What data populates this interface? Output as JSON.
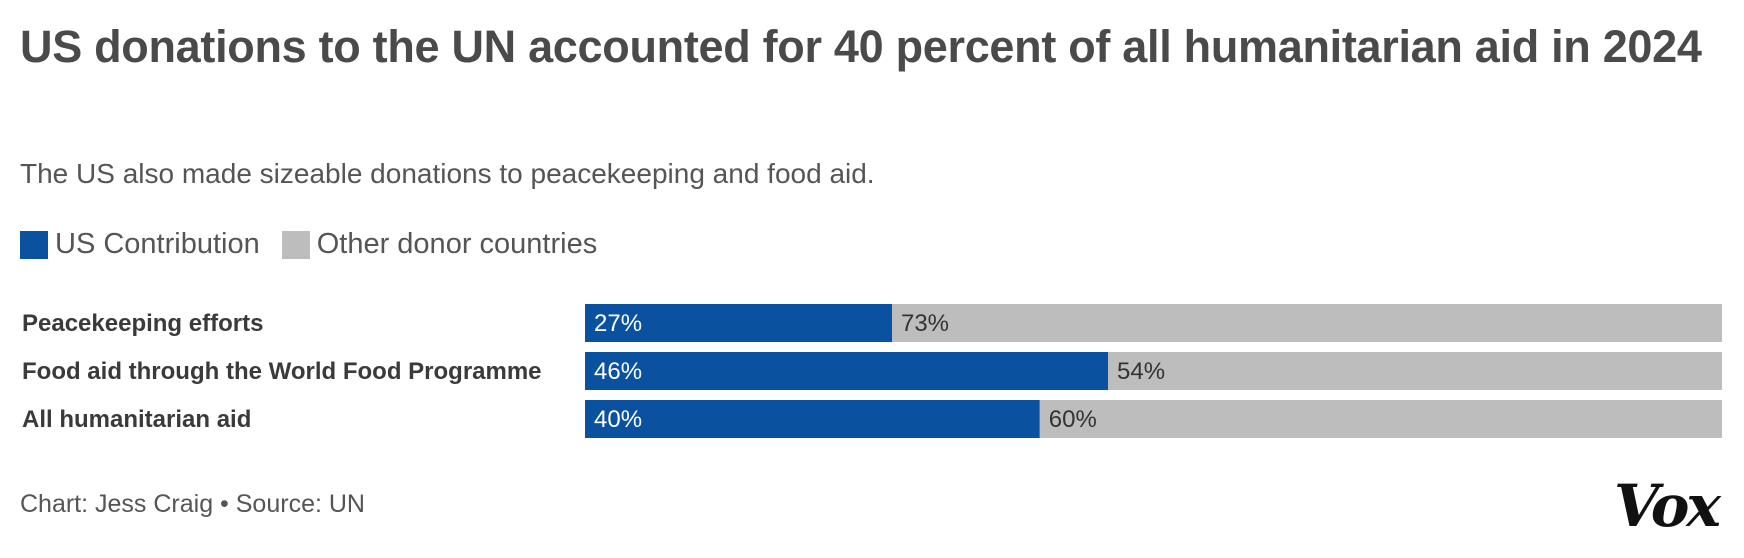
{
  "chart_data": {
    "type": "bar",
    "orientation": "horizontal",
    "stacked": true,
    "title": "US donations to the UN accounted for 40 percent of all humanitarian aid in 2024",
    "subtitle": "The US also made sizeable donations to peacekeeping and food aid.",
    "categories": [
      "Peacekeeping efforts",
      "Food aid through the World Food Programme",
      "All humanitarian aid"
    ],
    "series": [
      {
        "name": "US Contribution",
        "values": [
          27,
          46,
          40
        ],
        "color": "#0a52a0"
      },
      {
        "name": "Other donor countries",
        "values": [
          73,
          54,
          60
        ],
        "color": "#bdbdbd"
      }
    ],
    "value_suffix": "%",
    "xlim": [
      0,
      100
    ],
    "grid": false,
    "legend_position": "top-left"
  },
  "footer": "Chart: Jess Craig • Source: UN",
  "logo": "Vox"
}
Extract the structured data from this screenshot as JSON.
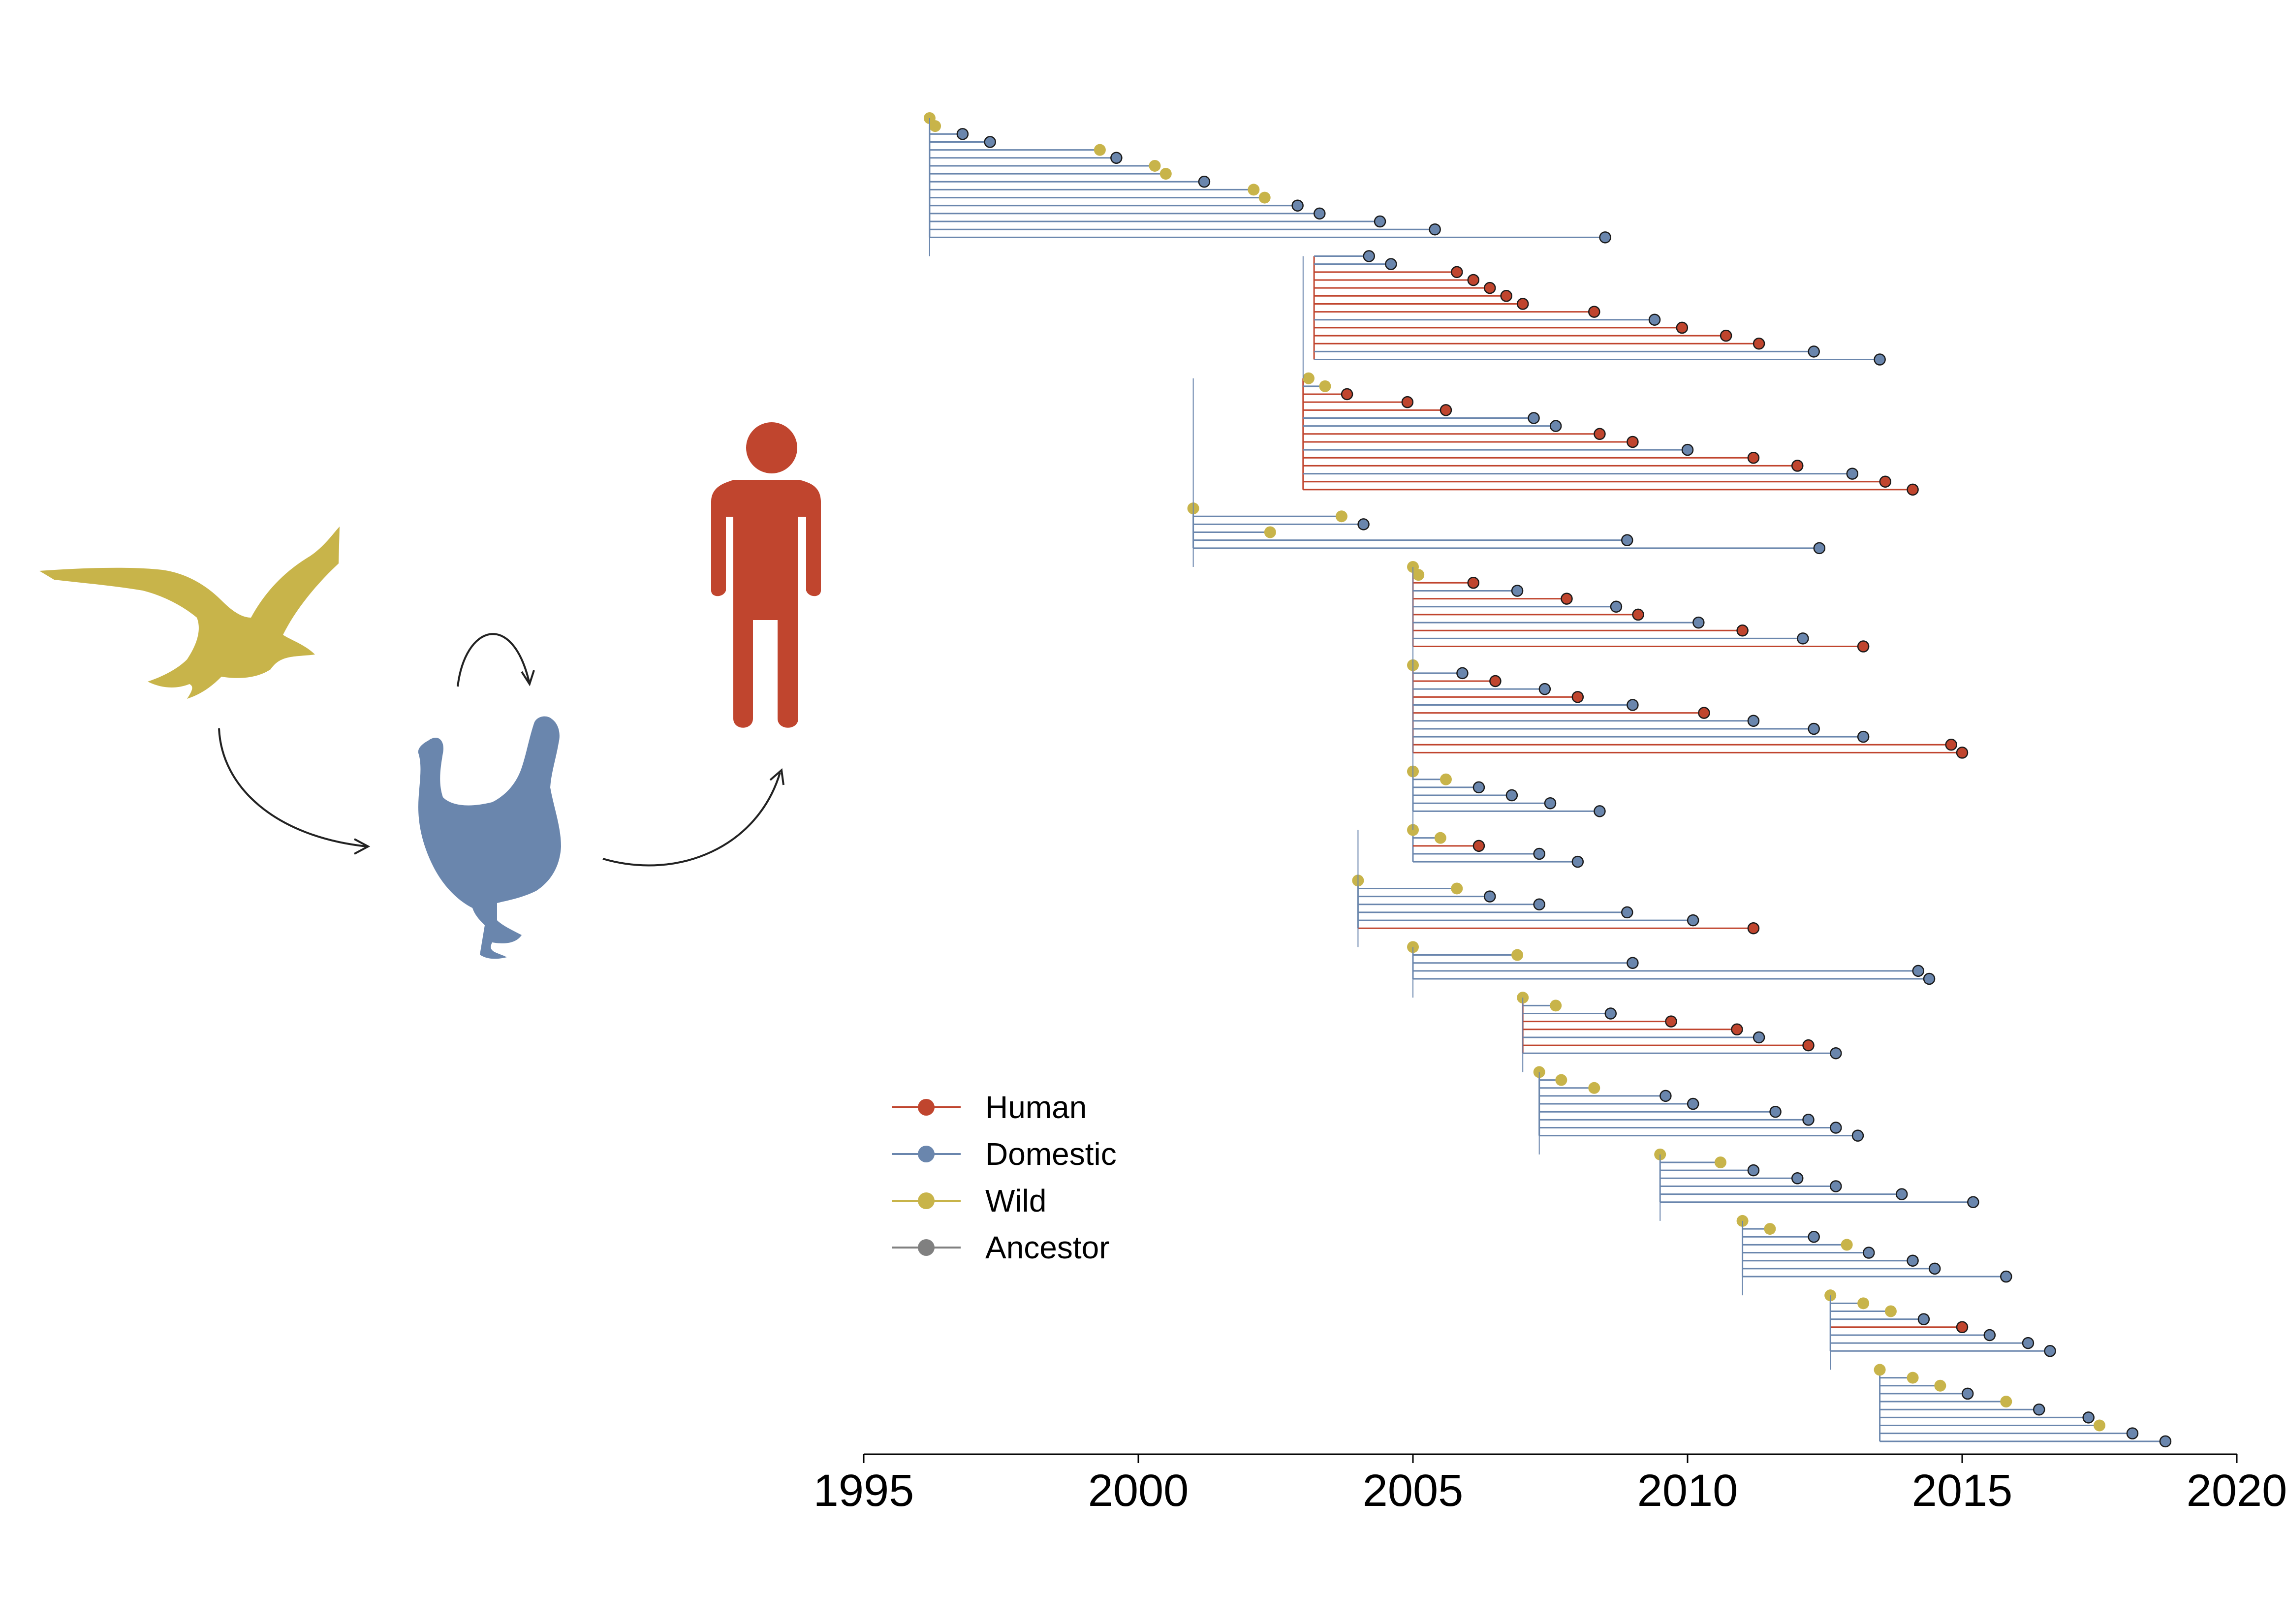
{
  "chart_data": {
    "type": "tree",
    "xlabel": "",
    "xlim": [
      1995,
      2020
    ],
    "xticks": [
      1995,
      2000,
      2005,
      2010,
      2015,
      2020
    ],
    "xtick_labels": [
      "1995",
      "2000",
      "2005",
      "2010",
      "2015",
      "2020"
    ],
    "colors": {
      "Human": "#c0452e",
      "Domestic": "#6a86ad",
      "Wild": "#c8b44a",
      "Ancestor": "#808080"
    },
    "legend": {
      "placement": "bottom-left",
      "entries": [
        "Human",
        "Domestic",
        "Wild",
        "Ancestor"
      ]
    },
    "clades": [
      {
        "root": 1996.2,
        "host": "Domestic",
        "end": 2008.5,
        "samples": [
          {
            "host": "Wild",
            "date": 1996.2
          },
          {
            "host": "Wild",
            "date": 1996.3
          },
          {
            "host": "Domestic",
            "date": 1996.8
          },
          {
            "host": "Domestic",
            "date": 1997.3
          },
          {
            "host": "Wild",
            "date": 1999.3
          },
          {
            "host": "Domestic",
            "date": 1999.6
          },
          {
            "host": "Wild",
            "date": 2000.3
          },
          {
            "host": "Wild",
            "date": 2000.5
          },
          {
            "host": "Domestic",
            "date": 2001.2
          },
          {
            "host": "Wild",
            "date": 2002.1
          },
          {
            "host": "Wild",
            "date": 2002.3
          },
          {
            "host": "Domestic",
            "date": 2002.9
          },
          {
            "host": "Domestic",
            "date": 2003.3
          },
          {
            "host": "Domestic",
            "date": 2004.4
          },
          {
            "host": "Domestic",
            "date": 2005.4
          },
          {
            "host": "Domestic",
            "date": 2008.5
          }
        ]
      },
      {
        "root": 2003.2,
        "host": "Human",
        "end": 2013.5,
        "samples": [
          {
            "host": "Domestic",
            "date": 2004.2
          },
          {
            "host": "Domestic",
            "date": 2004.6
          },
          {
            "host": "Human",
            "date": 2005.8
          },
          {
            "host": "Human",
            "date": 2006.1
          },
          {
            "host": "Human",
            "date": 2006.4
          },
          {
            "host": "Human",
            "date": 2006.7
          },
          {
            "host": "Human",
            "date": 2007.0
          },
          {
            "host": "Human",
            "date": 2008.3
          },
          {
            "host": "Domestic",
            "date": 2009.4
          },
          {
            "host": "Human",
            "date": 2009.9
          },
          {
            "host": "Human",
            "date": 2010.7
          },
          {
            "host": "Human",
            "date": 2011.3
          },
          {
            "host": "Domestic",
            "date": 2012.3
          },
          {
            "host": "Domestic",
            "date": 2013.5
          }
        ]
      },
      {
        "root": 2003.0,
        "host": "Human",
        "end": 2014.1,
        "samples": [
          {
            "host": "Wild",
            "date": 2003.1
          },
          {
            "host": "Wild",
            "date": 2003.4
          },
          {
            "host": "Human",
            "date": 2003.8
          },
          {
            "host": "Human",
            "date": 2004.9
          },
          {
            "host": "Human",
            "date": 2005.6
          },
          {
            "host": "Domestic",
            "date": 2007.2
          },
          {
            "host": "Domestic",
            "date": 2007.6
          },
          {
            "host": "Human",
            "date": 2008.4
          },
          {
            "host": "Human",
            "date": 2009.0
          },
          {
            "host": "Domestic",
            "date": 2010.0
          },
          {
            "host": "Human",
            "date": 2011.2
          },
          {
            "host": "Human",
            "date": 2012.0
          },
          {
            "host": "Domestic",
            "date": 2013.0
          },
          {
            "host": "Human",
            "date": 2013.6
          },
          {
            "host": "Human",
            "date": 2014.1
          }
        ]
      },
      {
        "root": 2001.0,
        "host": "Domestic",
        "end": 2012.5,
        "samples": [
          {
            "host": "Wild",
            "date": 2001.0
          },
          {
            "host": "Wild",
            "date": 2003.7
          },
          {
            "host": "Domestic",
            "date": 2004.1
          },
          {
            "host": "Wild",
            "date": 2002.4
          },
          {
            "host": "Domestic",
            "date": 2008.9
          },
          {
            "host": "Domestic",
            "date": 2012.4
          }
        ]
      },
      {
        "root": 2005.0,
        "host": "Human",
        "end": 2013.2,
        "samples": [
          {
            "host": "Wild",
            "date": 2005.0
          },
          {
            "host": "Wild",
            "date": 2005.1
          },
          {
            "host": "Human",
            "date": 2006.1
          },
          {
            "host": "Domestic",
            "date": 2006.9
          },
          {
            "host": "Human",
            "date": 2007.8
          },
          {
            "host": "Domestic",
            "date": 2008.7
          },
          {
            "host": "Human",
            "date": 2009.1
          },
          {
            "host": "Domestic",
            "date": 2010.2
          },
          {
            "host": "Human",
            "date": 2011.0
          },
          {
            "host": "Domestic",
            "date": 2012.1
          },
          {
            "host": "Human",
            "date": 2013.2
          }
        ]
      },
      {
        "root": 2005.0,
        "host": "Human",
        "end": 2015.0,
        "samples": [
          {
            "host": "Wild",
            "date": 2005.0
          },
          {
            "host": "Domestic",
            "date": 2005.9
          },
          {
            "host": "Human",
            "date": 2006.5
          },
          {
            "host": "Domestic",
            "date": 2007.4
          },
          {
            "host": "Human",
            "date": 2008.0
          },
          {
            "host": "Domestic",
            "date": 2009.0
          },
          {
            "host": "Human",
            "date": 2010.3
          },
          {
            "host": "Domestic",
            "date": 2011.2
          },
          {
            "host": "Domestic",
            "date": 2012.3
          },
          {
            "host": "Domestic",
            "date": 2013.2
          },
          {
            "host": "Human",
            "date": 2014.8
          },
          {
            "host": "Human",
            "date": 2015.0
          }
        ]
      },
      {
        "root": 2005.0,
        "host": "Domestic",
        "end": 2008.4,
        "samples": [
          {
            "host": "Wild",
            "date": 2005.0
          },
          {
            "host": "Wild",
            "date": 2005.6
          },
          {
            "host": "Domestic",
            "date": 2006.2
          },
          {
            "host": "Domestic",
            "date": 2006.8
          },
          {
            "host": "Domestic",
            "date": 2007.5
          },
          {
            "host": "Domestic",
            "date": 2008.4
          }
        ]
      },
      {
        "root": 2005.0,
        "host": "Domestic",
        "end": 2008.0,
        "samples": [
          {
            "host": "Wild",
            "date": 2005.0
          },
          {
            "host": "Wild",
            "date": 2005.5
          },
          {
            "host": "Human",
            "date": 2006.2
          },
          {
            "host": "Domestic",
            "date": 2007.3
          },
          {
            "host": "Domestic",
            "date": 2008.0
          }
        ]
      },
      {
        "root": 2004.0,
        "host": "Domestic",
        "end": 2011.2,
        "samples": [
          {
            "host": "Wild",
            "date": 2004.0
          },
          {
            "host": "Wild",
            "date": 2005.8
          },
          {
            "host": "Domestic",
            "date": 2006.4
          },
          {
            "host": "Domestic",
            "date": 2007.3
          },
          {
            "host": "Domestic",
            "date": 2008.9
          },
          {
            "host": "Domestic",
            "date": 2010.1
          },
          {
            "host": "Human",
            "date": 2011.2
          }
        ]
      },
      {
        "root": 2005.0,
        "host": "Domestic",
        "end": 2014.4,
        "samples": [
          {
            "host": "Wild",
            "date": 2005.0
          },
          {
            "host": "Wild",
            "date": 2006.9
          },
          {
            "host": "Domestic",
            "date": 2009.0
          },
          {
            "host": "Domestic",
            "date": 2014.2
          },
          {
            "host": "Domestic",
            "date": 2014.4
          }
        ]
      },
      {
        "root": 2007.0,
        "host": "Human",
        "end": 2012.7,
        "samples": [
          {
            "host": "Wild",
            "date": 2007.0
          },
          {
            "host": "Wild",
            "date": 2007.6
          },
          {
            "host": "Domestic",
            "date": 2008.6
          },
          {
            "host": "Human",
            "date": 2009.7
          },
          {
            "host": "Human",
            "date": 2010.9
          },
          {
            "host": "Domestic",
            "date": 2011.3
          },
          {
            "host": "Human",
            "date": 2012.2
          },
          {
            "host": "Domestic",
            "date": 2012.7
          }
        ]
      },
      {
        "root": 2007.3,
        "host": "Domestic",
        "end": 2013.1,
        "samples": [
          {
            "host": "Wild",
            "date": 2007.3
          },
          {
            "host": "Wild",
            "date": 2007.7
          },
          {
            "host": "Wild",
            "date": 2008.3
          },
          {
            "host": "Domestic",
            "date": 2009.6
          },
          {
            "host": "Domestic",
            "date": 2010.1
          },
          {
            "host": "Domestic",
            "date": 2011.6
          },
          {
            "host": "Domestic",
            "date": 2012.2
          },
          {
            "host": "Domestic",
            "date": 2012.7
          },
          {
            "host": "Domestic",
            "date": 2013.1
          }
        ]
      },
      {
        "root": 2009.5,
        "host": "Domestic",
        "end": 2015.2,
        "samples": [
          {
            "host": "Wild",
            "date": 2009.5
          },
          {
            "host": "Wild",
            "date": 2010.6
          },
          {
            "host": "Domestic",
            "date": 2011.2
          },
          {
            "host": "Domestic",
            "date": 2012.0
          },
          {
            "host": "Domestic",
            "date": 2012.7
          },
          {
            "host": "Domestic",
            "date": 2013.9
          },
          {
            "host": "Domestic",
            "date": 2015.2
          }
        ]
      },
      {
        "root": 2011.0,
        "host": "Domestic",
        "end": 2015.8,
        "samples": [
          {
            "host": "Wild",
            "date": 2011.0
          },
          {
            "host": "Wild",
            "date": 2011.5
          },
          {
            "host": "Domestic",
            "date": 2012.3
          },
          {
            "host": "Wild",
            "date": 2012.9
          },
          {
            "host": "Domestic",
            "date": 2013.3
          },
          {
            "host": "Domestic",
            "date": 2014.1
          },
          {
            "host": "Domestic",
            "date": 2014.5
          },
          {
            "host": "Domestic",
            "date": 2015.8
          }
        ]
      },
      {
        "root": 2012.6,
        "host": "Domestic",
        "end": 2016.6,
        "samples": [
          {
            "host": "Wild",
            "date": 2012.6
          },
          {
            "host": "Wild",
            "date": 2013.2
          },
          {
            "host": "Wild",
            "date": 2013.7
          },
          {
            "host": "Domestic",
            "date": 2014.3
          },
          {
            "host": "Human",
            "date": 2015.0
          },
          {
            "host": "Domestic",
            "date": 2015.5
          },
          {
            "host": "Domestic",
            "date": 2016.2
          },
          {
            "host": "Domestic",
            "date": 2016.6
          }
        ]
      },
      {
        "root": 2013.5,
        "host": "Domestic",
        "end": 2018.7,
        "samples": [
          {
            "host": "Wild",
            "date": 2013.5
          },
          {
            "host": "Wild",
            "date": 2014.1
          },
          {
            "host": "Wild",
            "date": 2014.6
          },
          {
            "host": "Domestic",
            "date": 2015.1
          },
          {
            "host": "Wild",
            "date": 2015.8
          },
          {
            "host": "Domestic",
            "date": 2016.4
          },
          {
            "host": "Domestic",
            "date": 2017.3
          },
          {
            "host": "Wild",
            "date": 2017.5
          },
          {
            "host": "Domestic",
            "date": 2018.1
          },
          {
            "host": "Domestic",
            "date": 2018.7
          }
        ]
      }
    ]
  },
  "legend": {
    "items": [
      {
        "label": "Human",
        "color": "#c0452e"
      },
      {
        "label": "Domestic",
        "color": "#6a86ad"
      },
      {
        "label": "Wild",
        "color": "#c8b44a"
      },
      {
        "label": "Ancestor",
        "color": "#808080"
      }
    ]
  },
  "icons": {
    "wild": {
      "name": "wild-bird-icon",
      "color": "#c8b44a"
    },
    "domestic": {
      "name": "chicken-icon",
      "color": "#6a86ad"
    },
    "human": {
      "name": "human-icon",
      "color": "#c0452e"
    }
  }
}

__________

Objective:
Respond with the number of lines containing "this" and no additional words.

Response below:
2